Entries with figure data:

========

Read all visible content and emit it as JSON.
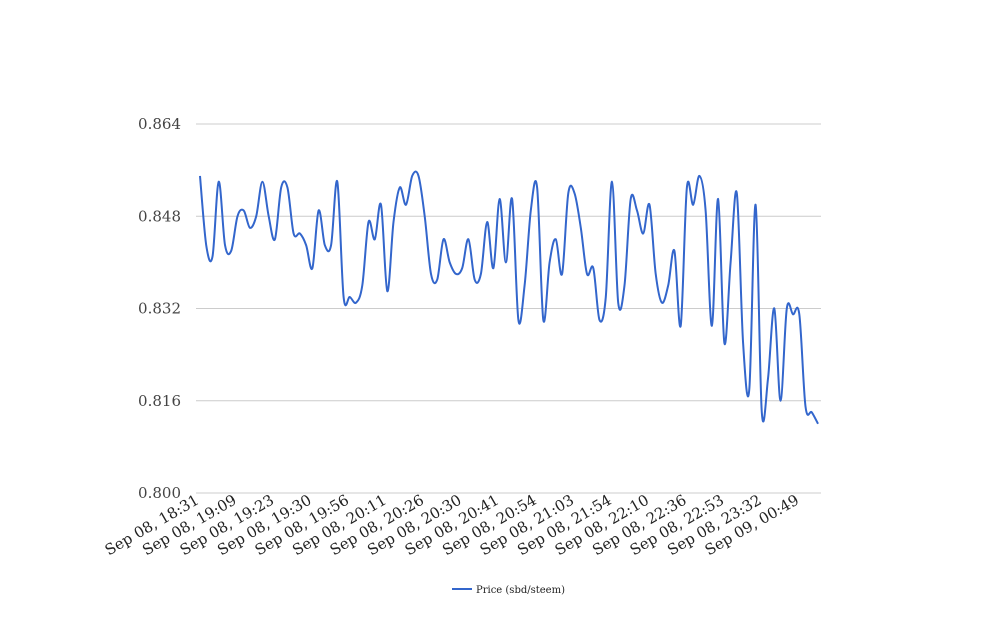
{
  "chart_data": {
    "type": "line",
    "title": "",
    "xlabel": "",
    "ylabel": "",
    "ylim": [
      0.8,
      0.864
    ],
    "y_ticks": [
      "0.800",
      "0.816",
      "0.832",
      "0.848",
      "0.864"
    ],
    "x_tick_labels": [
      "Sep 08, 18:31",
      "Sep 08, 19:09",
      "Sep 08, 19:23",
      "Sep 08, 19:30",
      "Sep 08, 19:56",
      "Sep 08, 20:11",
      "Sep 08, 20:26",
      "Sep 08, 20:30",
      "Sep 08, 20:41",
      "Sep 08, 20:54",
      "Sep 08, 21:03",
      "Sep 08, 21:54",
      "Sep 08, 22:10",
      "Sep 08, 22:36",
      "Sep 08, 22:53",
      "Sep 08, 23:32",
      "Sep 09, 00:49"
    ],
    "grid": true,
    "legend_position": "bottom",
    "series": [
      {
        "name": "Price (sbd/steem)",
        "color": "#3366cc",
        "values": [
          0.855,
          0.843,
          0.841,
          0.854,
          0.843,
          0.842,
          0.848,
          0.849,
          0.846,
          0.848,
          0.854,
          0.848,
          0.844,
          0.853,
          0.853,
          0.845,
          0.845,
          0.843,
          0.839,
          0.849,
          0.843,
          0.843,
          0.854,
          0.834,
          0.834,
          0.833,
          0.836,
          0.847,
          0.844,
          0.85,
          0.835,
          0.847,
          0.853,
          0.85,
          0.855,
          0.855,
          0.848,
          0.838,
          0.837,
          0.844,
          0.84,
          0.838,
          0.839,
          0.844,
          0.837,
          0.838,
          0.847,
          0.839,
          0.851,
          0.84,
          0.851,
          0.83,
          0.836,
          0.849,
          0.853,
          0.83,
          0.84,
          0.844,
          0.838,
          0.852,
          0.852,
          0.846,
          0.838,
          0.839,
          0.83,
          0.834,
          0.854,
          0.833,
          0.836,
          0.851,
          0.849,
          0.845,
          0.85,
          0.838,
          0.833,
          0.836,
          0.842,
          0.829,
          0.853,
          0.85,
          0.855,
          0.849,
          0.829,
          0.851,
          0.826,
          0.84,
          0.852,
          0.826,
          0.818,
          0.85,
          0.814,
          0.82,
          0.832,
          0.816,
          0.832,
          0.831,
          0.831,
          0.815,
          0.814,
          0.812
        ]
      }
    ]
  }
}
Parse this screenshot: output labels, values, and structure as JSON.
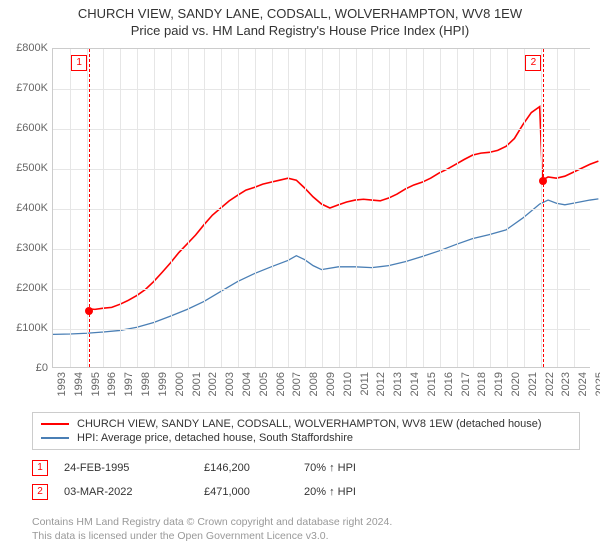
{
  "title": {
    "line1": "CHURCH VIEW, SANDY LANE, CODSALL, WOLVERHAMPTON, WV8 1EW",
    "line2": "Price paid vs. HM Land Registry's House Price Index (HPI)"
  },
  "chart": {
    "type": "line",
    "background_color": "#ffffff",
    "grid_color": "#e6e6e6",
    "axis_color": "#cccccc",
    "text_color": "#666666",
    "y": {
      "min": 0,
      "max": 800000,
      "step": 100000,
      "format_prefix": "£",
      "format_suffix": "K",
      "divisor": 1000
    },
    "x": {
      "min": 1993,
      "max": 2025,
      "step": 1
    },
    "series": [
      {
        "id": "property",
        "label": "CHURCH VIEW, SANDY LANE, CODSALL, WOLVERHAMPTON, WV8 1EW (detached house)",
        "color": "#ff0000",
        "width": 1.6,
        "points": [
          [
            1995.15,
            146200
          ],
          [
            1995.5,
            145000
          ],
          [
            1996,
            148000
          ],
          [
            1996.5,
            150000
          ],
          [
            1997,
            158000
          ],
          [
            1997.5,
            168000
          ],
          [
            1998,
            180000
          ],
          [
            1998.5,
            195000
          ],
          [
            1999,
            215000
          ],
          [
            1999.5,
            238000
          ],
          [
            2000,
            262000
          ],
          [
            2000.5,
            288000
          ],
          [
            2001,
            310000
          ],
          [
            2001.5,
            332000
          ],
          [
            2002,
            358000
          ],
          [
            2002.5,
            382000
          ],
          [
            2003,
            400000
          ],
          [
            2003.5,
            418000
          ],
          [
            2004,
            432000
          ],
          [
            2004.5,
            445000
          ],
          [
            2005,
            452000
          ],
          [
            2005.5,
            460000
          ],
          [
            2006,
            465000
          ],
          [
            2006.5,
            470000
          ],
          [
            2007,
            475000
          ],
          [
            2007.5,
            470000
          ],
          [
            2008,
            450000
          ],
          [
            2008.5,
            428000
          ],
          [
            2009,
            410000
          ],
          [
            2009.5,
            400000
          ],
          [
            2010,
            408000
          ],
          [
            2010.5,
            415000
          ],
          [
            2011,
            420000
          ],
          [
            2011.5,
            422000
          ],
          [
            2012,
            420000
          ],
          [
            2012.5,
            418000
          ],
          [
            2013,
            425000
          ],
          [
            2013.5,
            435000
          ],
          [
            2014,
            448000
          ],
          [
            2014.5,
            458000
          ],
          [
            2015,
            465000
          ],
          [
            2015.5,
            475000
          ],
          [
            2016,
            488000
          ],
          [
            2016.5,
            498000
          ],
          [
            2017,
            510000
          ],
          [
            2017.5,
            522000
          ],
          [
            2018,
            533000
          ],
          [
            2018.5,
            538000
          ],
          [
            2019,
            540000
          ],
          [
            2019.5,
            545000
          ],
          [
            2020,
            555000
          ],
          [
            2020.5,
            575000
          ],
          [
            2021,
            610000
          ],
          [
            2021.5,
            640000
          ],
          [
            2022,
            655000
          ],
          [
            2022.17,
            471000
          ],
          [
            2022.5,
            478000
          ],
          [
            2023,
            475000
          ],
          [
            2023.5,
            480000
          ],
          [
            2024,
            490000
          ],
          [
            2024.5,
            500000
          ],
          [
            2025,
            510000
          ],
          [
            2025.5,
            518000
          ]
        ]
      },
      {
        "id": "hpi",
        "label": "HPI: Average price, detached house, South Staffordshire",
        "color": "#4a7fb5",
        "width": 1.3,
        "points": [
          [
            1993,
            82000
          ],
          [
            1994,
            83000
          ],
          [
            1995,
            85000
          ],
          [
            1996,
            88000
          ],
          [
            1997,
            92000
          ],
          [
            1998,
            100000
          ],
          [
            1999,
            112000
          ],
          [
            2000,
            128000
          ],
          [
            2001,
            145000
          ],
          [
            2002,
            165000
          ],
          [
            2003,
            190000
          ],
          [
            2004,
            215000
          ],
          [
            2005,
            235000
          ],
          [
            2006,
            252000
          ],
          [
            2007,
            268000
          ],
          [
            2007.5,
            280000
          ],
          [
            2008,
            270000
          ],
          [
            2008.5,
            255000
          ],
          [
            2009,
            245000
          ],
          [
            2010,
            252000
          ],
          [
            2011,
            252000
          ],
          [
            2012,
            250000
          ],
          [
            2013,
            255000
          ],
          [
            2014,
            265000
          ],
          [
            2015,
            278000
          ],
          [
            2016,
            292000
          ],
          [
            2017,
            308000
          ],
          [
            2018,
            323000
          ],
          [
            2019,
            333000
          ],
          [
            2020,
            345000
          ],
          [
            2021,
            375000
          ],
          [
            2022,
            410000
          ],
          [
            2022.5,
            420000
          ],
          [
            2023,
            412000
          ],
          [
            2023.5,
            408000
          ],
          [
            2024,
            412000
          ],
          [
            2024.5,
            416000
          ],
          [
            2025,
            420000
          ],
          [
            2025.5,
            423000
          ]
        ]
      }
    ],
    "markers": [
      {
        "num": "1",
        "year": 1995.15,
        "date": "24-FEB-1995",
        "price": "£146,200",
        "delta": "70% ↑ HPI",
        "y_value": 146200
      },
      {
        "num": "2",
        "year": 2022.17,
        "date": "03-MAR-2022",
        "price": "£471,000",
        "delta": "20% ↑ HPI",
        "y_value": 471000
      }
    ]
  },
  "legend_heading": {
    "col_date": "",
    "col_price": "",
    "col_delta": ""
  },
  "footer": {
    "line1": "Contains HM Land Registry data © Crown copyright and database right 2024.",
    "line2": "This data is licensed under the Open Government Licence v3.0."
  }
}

========

*What the exercise asks:*
Find every line in the records that contains the word "CHURCH"; copy those lines.

*Answer to the problem:*
    "line1": "CHURCH VIEW, SANDY LANE, CODSALL, WOLVERHAMPTON, WV8 1EW",
        "label": "CHURCH VIEW, SANDY LANE, CODSALL, WOLVERHAMPTON, WV8 1EW (detached house)",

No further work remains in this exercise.